■ Given request ■
Write out the records below word for word, please.

[start]

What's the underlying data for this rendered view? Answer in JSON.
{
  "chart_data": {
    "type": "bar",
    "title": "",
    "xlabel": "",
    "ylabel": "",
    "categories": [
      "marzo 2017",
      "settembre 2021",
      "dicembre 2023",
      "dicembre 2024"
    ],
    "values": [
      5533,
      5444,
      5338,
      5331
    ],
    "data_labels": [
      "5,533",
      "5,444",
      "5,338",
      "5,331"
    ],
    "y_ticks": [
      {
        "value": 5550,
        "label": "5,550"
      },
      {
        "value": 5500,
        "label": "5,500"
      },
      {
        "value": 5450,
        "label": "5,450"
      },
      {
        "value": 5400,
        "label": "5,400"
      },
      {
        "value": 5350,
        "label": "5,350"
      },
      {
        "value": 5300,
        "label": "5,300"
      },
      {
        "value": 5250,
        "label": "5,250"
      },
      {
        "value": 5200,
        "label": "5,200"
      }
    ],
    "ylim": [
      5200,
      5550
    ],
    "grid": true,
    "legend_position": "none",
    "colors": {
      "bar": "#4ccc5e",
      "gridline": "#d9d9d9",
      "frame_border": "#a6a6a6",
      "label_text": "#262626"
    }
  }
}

[end]

■ Solution to the exercise ■
What's the underlying data for this rendered view? Answer in JSON.
{
  "chart_data": {
    "type": "bar",
    "title": "",
    "xlabel": "",
    "ylabel": "",
    "categories": [
      "marzo 2017",
      "settembre 2021",
      "dicembre 2023",
      "dicembre 2024"
    ],
    "values": [
      5533,
      5444,
      5338,
      5331
    ],
    "data_labels": [
      "5,533",
      "5,444",
      "5,338",
      "5,331"
    ],
    "y_ticks": [
      {
        "value": 5550,
        "label": "5,550"
      },
      {
        "value": 5500,
        "label": "5,500"
      },
      {
        "value": 5450,
        "label": "5,450"
      },
      {
        "value": 5400,
        "label": "5,400"
      },
      {
        "value": 5350,
        "label": "5,350"
      },
      {
        "value": 5300,
        "label": "5,300"
      },
      {
        "value": 5250,
        "label": "5,250"
      },
      {
        "value": 5200,
        "label": "5,200"
      }
    ],
    "ylim": [
      5200,
      5550
    ],
    "grid": true,
    "legend_position": "none",
    "colors": {
      "bar": "#4ccc5e",
      "gridline": "#d9d9d9",
      "frame_border": "#a6a6a6",
      "label_text": "#262626"
    }
  }
}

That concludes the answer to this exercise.